What is being asked:
Select the lines that contain "Heading" and copy each of them.

________________________________________

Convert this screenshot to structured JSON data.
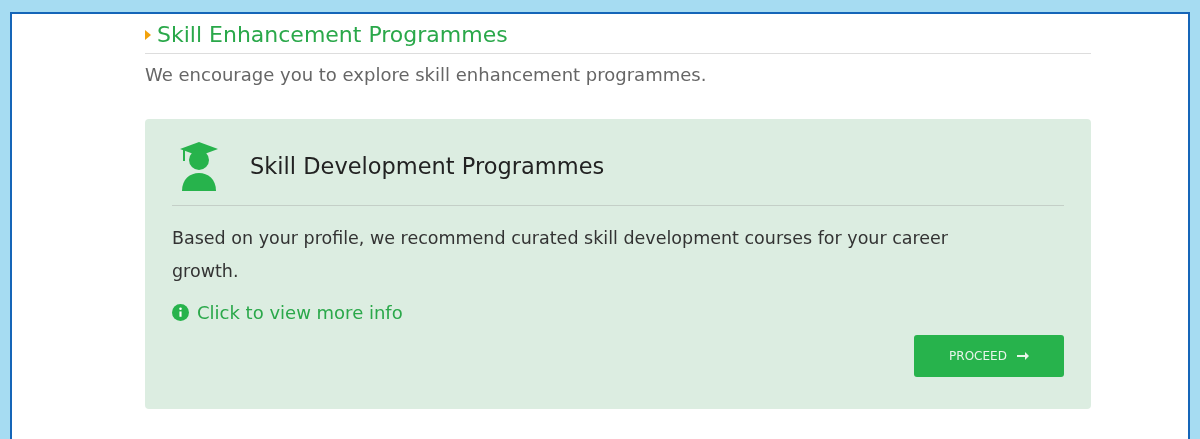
{
  "section": {
    "title": "Skill Enhancement Programmes",
    "intro": "We encourage you to explore skill enhancement programmes."
  },
  "card": {
    "title": "Skill Development Programmes",
    "description": "Based on your profile, we recommend curated skill development courses for your career growth.",
    "info_link": "Click to view more info",
    "button": "PROCEED"
  }
}
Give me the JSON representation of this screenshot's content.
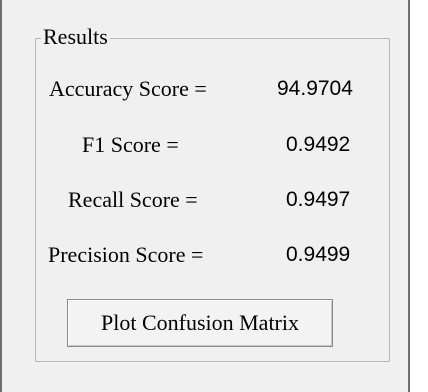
{
  "results": {
    "title": "Results",
    "rows": [
      {
        "label": "Accuracy Score =",
        "value": "94.9704"
      },
      {
        "label": "F1 Score =",
        "value": "0.9492"
      },
      {
        "label": "Recall Score =",
        "value": "0.9497"
      },
      {
        "label": "Precision Score =",
        "value": "0.9499"
      }
    ],
    "plot_button_label": "Plot Confusion Matrix"
  }
}
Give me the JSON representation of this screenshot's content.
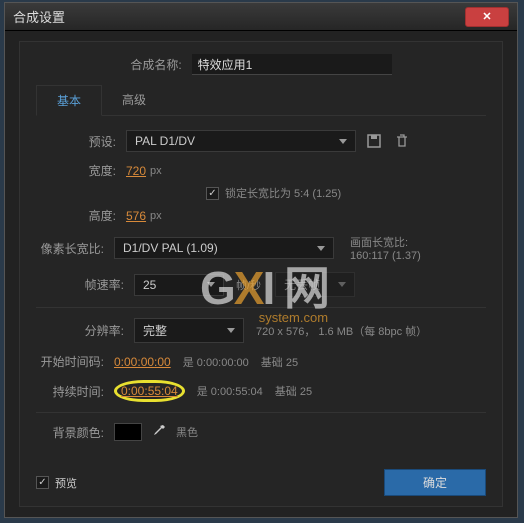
{
  "window": {
    "title": "合成设置"
  },
  "comp": {
    "name_label": "合成名称:",
    "name_value": "特效应用1"
  },
  "tabs": {
    "basic": "基本",
    "advanced": "高级"
  },
  "preset": {
    "label": "预设:",
    "value": "PAL D1/DV"
  },
  "width": {
    "label": "宽度:",
    "value": "720",
    "unit": "px"
  },
  "height": {
    "label": "高度:",
    "value": "576",
    "unit": "px"
  },
  "lock_aspect": {
    "checked": "✓",
    "label": "锁定长宽比为 5:4 (1.25)"
  },
  "par": {
    "label": "像素长宽比:",
    "value": "D1/DV PAL (1.09)",
    "side_label": "画面长宽比:",
    "side_value": "160:117 (1.37)"
  },
  "fps": {
    "label": "帧速率:",
    "value": "25",
    "unit": "帧/秒",
    "drop": "无丢帧"
  },
  "res": {
    "label": "分辨率:",
    "value": "完整",
    "info": "720 x 576， 1.6 MB（每 8bpc 帧）"
  },
  "start": {
    "label": "开始时间码:",
    "value": "0:00:00:00",
    "info_a": "是 0:00:00:00",
    "info_b": "基础 25"
  },
  "duration": {
    "label": "持续时间:",
    "value": "0:00:55:04",
    "info_a": "是 0:00:55:04",
    "info_b": "基础 25"
  },
  "bg": {
    "label": "背景颜色:",
    "name": "黑色"
  },
  "preview": {
    "checked": "✓",
    "label": "预览"
  },
  "ok": "确定",
  "watermark": {
    "brand_prefix": "G",
    "brand_x": "X",
    "brand_suffix": "I 网",
    "sub": "system.com"
  }
}
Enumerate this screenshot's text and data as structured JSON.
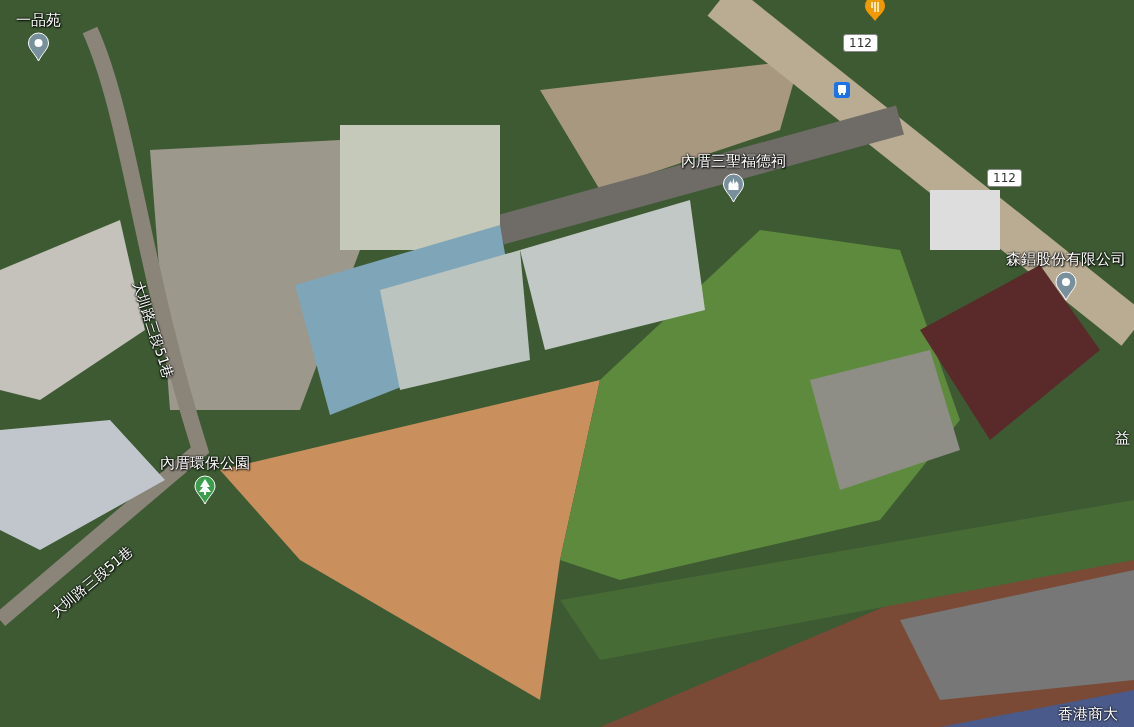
{
  "map": {
    "places": [
      {
        "kind": "place",
        "label": "一品苑"
      },
      {
        "kind": "route",
        "label": "112"
      },
      {
        "kind": "temple",
        "label": "內厝三聖福德祠"
      },
      {
        "kind": "route",
        "label": "112"
      },
      {
        "kind": "place",
        "label": "森錩股份有限公司"
      },
      {
        "kind": "street",
        "label": "大圳路三段51巷"
      },
      {
        "kind": "park",
        "label": "內厝環保公園"
      },
      {
        "kind": "street",
        "label": "大圳路三段51巷"
      },
      {
        "kind": "label",
        "label": "益"
      },
      {
        "kind": "label",
        "label": "香港商大"
      }
    ]
  }
}
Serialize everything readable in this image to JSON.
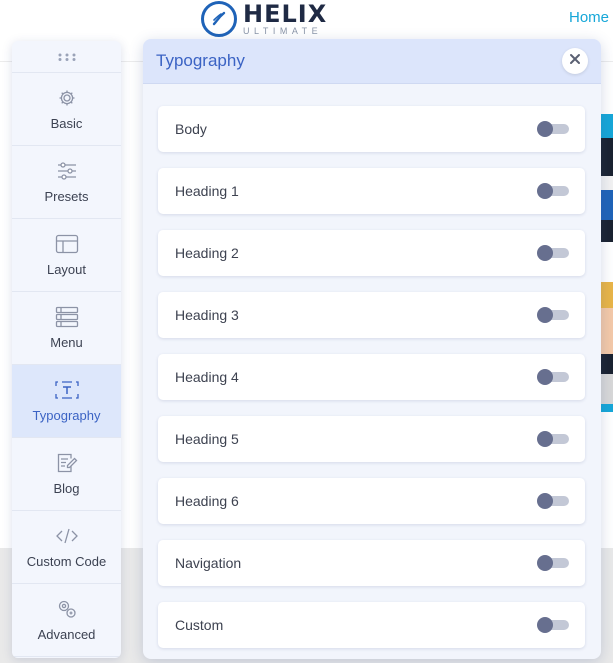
{
  "site": {
    "logo_main": "HELIX",
    "logo_sub": "ULTIMATE",
    "nav_home": "Home",
    "hero_strip_colors": [
      "#16a7d8",
      "#1a2230",
      "#f2f2f2",
      "#1f63b8",
      "#1a2230",
      "#ffffff",
      "#e9b547",
      "#f4c9a8",
      "#1a2230",
      "#d8d8d8",
      "#16a7d8"
    ]
  },
  "sidebar": {
    "items": [
      {
        "label": "Basic",
        "icon": "gear-icon",
        "active": false
      },
      {
        "label": "Presets",
        "icon": "sliders-icon",
        "active": false
      },
      {
        "label": "Layout",
        "icon": "layout-icon",
        "active": false
      },
      {
        "label": "Menu",
        "icon": "menu-list-icon",
        "active": false
      },
      {
        "label": "Typography",
        "icon": "typography-icon",
        "active": true
      },
      {
        "label": "Blog",
        "icon": "blog-edit-icon",
        "active": false
      },
      {
        "label": "Custom Code",
        "icon": "code-icon",
        "active": false
      },
      {
        "label": "Advanced",
        "icon": "advanced-settings-icon",
        "active": false
      }
    ]
  },
  "panel": {
    "title": "Typography",
    "rows": [
      {
        "label": "Body",
        "enabled": false
      },
      {
        "label": "Heading 1",
        "enabled": false
      },
      {
        "label": "Heading 2",
        "enabled": false
      },
      {
        "label": "Heading 3",
        "enabled": false
      },
      {
        "label": "Heading 4",
        "enabled": false
      },
      {
        "label": "Heading 5",
        "enabled": false
      },
      {
        "label": "Heading 6",
        "enabled": false
      },
      {
        "label": "Navigation",
        "enabled": false
      },
      {
        "label": "Custom",
        "enabled": false
      }
    ]
  },
  "colors": {
    "accent": "#3b63c4",
    "active_bg": "#dde7fb",
    "toggle_knob": "#676f8f",
    "toggle_track": "#c3c8d6"
  }
}
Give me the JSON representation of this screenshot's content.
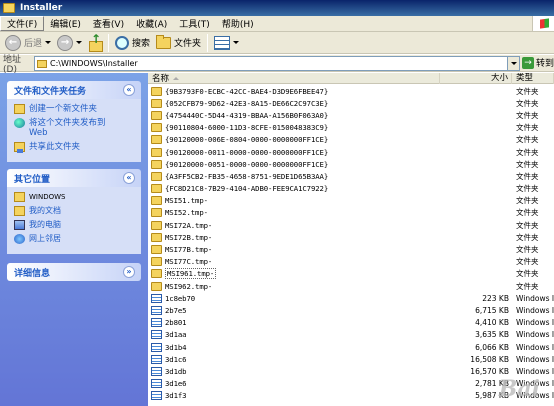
{
  "window": {
    "title": "Installer"
  },
  "menu": [
    "文件(F)",
    "编辑(E)",
    "查看(V)",
    "收藏(A)",
    "工具(T)",
    "帮助(H)"
  ],
  "toolbar": {
    "back_label": "后退",
    "search_label": "搜索",
    "folders_label": "文件夹"
  },
  "address": {
    "label": "地址(D)",
    "path": "C:\\WINDOWS\\Installer",
    "go_label": "转到"
  },
  "tasks": {
    "title": "文件和文件夹任务",
    "items": [
      "创建一个新文件夹",
      "将这个文件夹发布到",
      "Web",
      "共享此文件夹"
    ]
  },
  "places": {
    "title": "其它位置",
    "items": [
      "WINDOWS",
      "我的文档",
      "我的电脑",
      "网上邻居"
    ]
  },
  "details": {
    "title": "详细信息"
  },
  "columns": {
    "name": "名称",
    "size": "大小",
    "type": "类型"
  },
  "rows": [
    {
      "name": "{9B3793F0-ECBC-42CC-BAE4-D3D9E6FBEE47}",
      "size": "",
      "type": "文件夹",
      "kind": "folder"
    },
    {
      "name": "{052CFB79-9D62-42E3-8A15-DE66C2C97C3E}",
      "size": "",
      "type": "文件夹",
      "kind": "folder"
    },
    {
      "name": "{4754440C-5D44-4319-BBAA-A156B0F063A0}",
      "size": "",
      "type": "文件夹",
      "kind": "folder"
    },
    {
      "name": "{90110804-6000-11D3-8CFE-0150048383C9}",
      "size": "",
      "type": "文件夹",
      "kind": "folder"
    },
    {
      "name": "{90120000-006E-0804-0000-0000000FF1CE}",
      "size": "",
      "type": "文件夹",
      "kind": "folder"
    },
    {
      "name": "{90120000-0011-0000-0000-0000000FF1CE}",
      "size": "",
      "type": "文件夹",
      "kind": "folder"
    },
    {
      "name": "{90120000-0051-0000-0000-0000000FF1CE}",
      "size": "",
      "type": "文件夹",
      "kind": "folder"
    },
    {
      "name": "{A3FF5CB2-FB35-4658-8751-9EDE1D65B3AA}",
      "size": "",
      "type": "文件夹",
      "kind": "folder"
    },
    {
      "name": "{FC8D21C8-7B29-4104-ADB0-FEE9CA1C7922}",
      "size": "",
      "type": "文件夹",
      "kind": "folder"
    },
    {
      "name": "MSI51.tmp-",
      "size": "",
      "type": "文件夹",
      "kind": "folder"
    },
    {
      "name": "MSI52.tmp-",
      "size": "",
      "type": "文件夹",
      "kind": "folder"
    },
    {
      "name": "MSI72A.tmp-",
      "size": "",
      "type": "文件夹",
      "kind": "folder"
    },
    {
      "name": "MSI72B.tmp-",
      "size": "",
      "type": "文件夹",
      "kind": "folder"
    },
    {
      "name": "MSI77B.tmp-",
      "size": "",
      "type": "文件夹",
      "kind": "folder"
    },
    {
      "name": "MSI77C.tmp-",
      "size": "",
      "type": "文件夹",
      "kind": "folder"
    },
    {
      "name": "MSI961.tmp-",
      "size": "",
      "type": "文件夹",
      "kind": "folder",
      "focused": true
    },
    {
      "name": "MSI962.tmp-",
      "size": "",
      "type": "文件夹",
      "kind": "folder"
    },
    {
      "name": "1c8eb70",
      "size": "223 KB",
      "type": "Windows I",
      "kind": "file"
    },
    {
      "name": "2b7e5",
      "size": "6,715 KB",
      "type": "Windows I",
      "kind": "file"
    },
    {
      "name": "2b801",
      "size": "4,410 KB",
      "type": "Windows I",
      "kind": "file"
    },
    {
      "name": "3d1aa",
      "size": "3,635 KB",
      "type": "Windows I",
      "kind": "file"
    },
    {
      "name": "3d1b4",
      "size": "6,066 KB",
      "type": "Windows I",
      "kind": "file"
    },
    {
      "name": "3d1c6",
      "size": "16,508 KB",
      "type": "Windows I",
      "kind": "file"
    },
    {
      "name": "3d1db",
      "size": "16,570 KB",
      "type": "Windows I",
      "kind": "file"
    },
    {
      "name": "3d1e6",
      "size": "2,781 KB",
      "type": "Windows I",
      "kind": "file"
    },
    {
      "name": "3d1f3",
      "size": "5,987 KB",
      "type": "Windows I",
      "kind": "file"
    }
  ],
  "watermark": "Bai"
}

________________________________________

Solution to the problem:
        "label": "Heading 1",
        "label": "Heading 2",
        "label": "Heading 3",
        "label": "Heading 4",
        "label": "Heading 5",
        "label": "Heading 6",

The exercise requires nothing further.